## Aim of the exercise
Output all of the entries below precisely as written.

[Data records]

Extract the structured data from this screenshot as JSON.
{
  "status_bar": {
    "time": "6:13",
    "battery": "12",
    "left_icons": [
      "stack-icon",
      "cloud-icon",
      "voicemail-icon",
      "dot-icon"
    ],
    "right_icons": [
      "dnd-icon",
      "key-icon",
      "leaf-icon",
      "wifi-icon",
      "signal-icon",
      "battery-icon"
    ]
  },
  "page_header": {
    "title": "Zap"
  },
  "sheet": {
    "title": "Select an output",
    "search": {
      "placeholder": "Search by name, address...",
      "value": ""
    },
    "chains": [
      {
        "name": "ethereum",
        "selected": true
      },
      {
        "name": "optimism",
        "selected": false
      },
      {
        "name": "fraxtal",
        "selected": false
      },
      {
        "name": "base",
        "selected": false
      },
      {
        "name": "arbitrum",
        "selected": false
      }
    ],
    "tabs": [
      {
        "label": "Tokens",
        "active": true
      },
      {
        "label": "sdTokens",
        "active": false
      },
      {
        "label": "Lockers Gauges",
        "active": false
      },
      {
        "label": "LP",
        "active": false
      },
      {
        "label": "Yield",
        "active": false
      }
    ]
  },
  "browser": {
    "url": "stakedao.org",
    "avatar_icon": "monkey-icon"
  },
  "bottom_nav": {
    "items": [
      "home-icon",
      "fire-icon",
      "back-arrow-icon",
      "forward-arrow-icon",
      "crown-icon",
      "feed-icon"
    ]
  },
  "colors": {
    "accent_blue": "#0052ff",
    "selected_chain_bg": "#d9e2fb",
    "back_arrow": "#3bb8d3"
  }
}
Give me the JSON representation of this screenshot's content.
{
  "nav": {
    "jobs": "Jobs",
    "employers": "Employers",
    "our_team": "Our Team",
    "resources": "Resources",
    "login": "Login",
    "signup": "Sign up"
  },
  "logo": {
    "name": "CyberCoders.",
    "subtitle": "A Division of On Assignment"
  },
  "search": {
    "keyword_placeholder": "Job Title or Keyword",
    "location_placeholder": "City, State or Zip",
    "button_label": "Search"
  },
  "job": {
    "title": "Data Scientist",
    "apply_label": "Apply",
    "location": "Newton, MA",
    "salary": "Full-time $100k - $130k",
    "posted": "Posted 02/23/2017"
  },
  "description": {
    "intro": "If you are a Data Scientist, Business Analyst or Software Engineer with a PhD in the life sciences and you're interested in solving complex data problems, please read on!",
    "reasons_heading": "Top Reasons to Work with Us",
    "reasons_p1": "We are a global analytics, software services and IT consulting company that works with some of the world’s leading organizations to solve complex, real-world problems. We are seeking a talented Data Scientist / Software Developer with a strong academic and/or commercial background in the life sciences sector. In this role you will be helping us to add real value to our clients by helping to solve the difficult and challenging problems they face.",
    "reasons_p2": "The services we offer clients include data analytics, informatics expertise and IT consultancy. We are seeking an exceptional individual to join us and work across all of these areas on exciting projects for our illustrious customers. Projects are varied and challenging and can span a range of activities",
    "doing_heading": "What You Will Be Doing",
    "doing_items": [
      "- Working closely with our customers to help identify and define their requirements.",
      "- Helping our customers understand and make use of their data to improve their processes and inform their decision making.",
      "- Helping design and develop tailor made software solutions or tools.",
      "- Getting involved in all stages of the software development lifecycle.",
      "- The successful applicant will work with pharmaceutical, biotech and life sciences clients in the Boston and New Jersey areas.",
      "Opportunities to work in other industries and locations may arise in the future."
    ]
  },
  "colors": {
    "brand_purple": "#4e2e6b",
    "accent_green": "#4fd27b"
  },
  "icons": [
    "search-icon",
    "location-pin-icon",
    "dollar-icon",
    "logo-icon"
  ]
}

## Result
Extract the structured data from this screenshot as JSON.
{
  "status_bar": {
    "time": "6:13",
    "battery": "12",
    "left_icons": [
      "stack-icon",
      "cloud-icon",
      "voicemail-icon",
      "dot-icon"
    ],
    "right_icons": [
      "dnd-icon",
      "key-icon",
      "leaf-icon",
      "wifi-icon",
      "signal-icon",
      "battery-icon"
    ]
  },
  "page_header": {
    "title": "Zap"
  },
  "sheet": {
    "title": "Select an output",
    "search": {
      "placeholder": "Search by name, address...",
      "value": ""
    },
    "chains": [
      {
        "name": "ethereum",
        "selected": true
      },
      {
        "name": "optimism",
        "selected": false
      },
      {
        "name": "fraxtal",
        "selected": false
      },
      {
        "name": "base",
        "selected": false
      },
      {
        "name": "arbitrum",
        "selected": false
      }
    ],
    "tabs": [
      {
        "label": "Tokens",
        "active": true
      },
      {
        "label": "sdTokens",
        "active": false
      },
      {
        "label": "Lockers Gauges",
        "active": false
      },
      {
        "label": "LP",
        "active": false
      },
      {
        "label": "Yield",
        "active": false
      }
    ]
  },
  "browser": {
    "url": "stakedao.org",
    "avatar_icon": "monkey-icon"
  },
  "bottom_nav": {
    "items": [
      "home-icon",
      "fire-icon",
      "back-arrow-icon",
      "forward-arrow-icon",
      "crown-icon",
      "feed-icon"
    ]
  },
  "colors": {
    "accent_blue": "#0052ff",
    "selected_chain_bg": "#d9e2fb",
    "back_arrow": "#3bb8d3"
  }
}
Give me the JSON representation of this screenshot's content.
{
  "nav": {
    "jobs": "Jobs",
    "employers": "Employers",
    "our_team": "Our Team",
    "resources": "Resources",
    "login": "Login",
    "signup": "Sign up"
  },
  "logo": {
    "name": "CyberCoders.",
    "subtitle": "A Division of On Assignment"
  },
  "search": {
    "keyword_placeholder": "Job Title or Keyword",
    "location_placeholder": "City, State or Zip",
    "button_label": "Search"
  },
  "job": {
    "title": "Data Scientist",
    "apply_label": "Apply",
    "location": "Newton, MA",
    "salary": "Full-time $100k - $130k",
    "posted": "Posted 02/23/2017"
  },
  "description": {
    "intro": "If you are a Data Scientist, Business Analyst or Software Engineer with a PhD in the life sciences and you're interested in solving complex data problems, please read on!",
    "reasons_heading": "Top Reasons to Work with Us",
    "reasons_p1": "We are a global analytics, software services and IT consulting company that works with some of the world’s leading organizations to solve complex, real-world problems. We are seeking a talented Data Scientist / Software Developer with a strong academic and/or commercial background in the life sciences sector. In this role you will be helping us to add real value to our clients by helping to solve the difficult and challenging problems they face.",
    "reasons_p2": "The services we offer clients include data analytics, informatics expertise and IT consultancy. We are seeking an exceptional individual to join us and work across all of these areas on exciting projects for our illustrious customers. Projects are varied and challenging and can span a range of activities",
    "doing_heading": "What You Will Be Doing",
    "doing_items": [
      "- Working closely with our customers to help identify and define their requirements.",
      "- Helping our customers understand and make use of their data to improve their processes and inform their decision making.",
      "- Helping design and develop tailor made software solutions or tools.",
      "- Getting involved in all stages of the software development lifecycle.",
      "- The successful applicant will work with pharmaceutical, biotech and life sciences clients in the Boston and New Jersey areas.",
      "Opportunities to work in other industries and locations may arise in the future."
    ]
  },
  "colors": {
    "brand_purple": "#4e2e6b",
    "accent_green": "#4fd27b"
  },
  "icons": [
    "search-icon",
    "location-pin-icon",
    "dollar-icon",
    "logo-icon"
  ]
}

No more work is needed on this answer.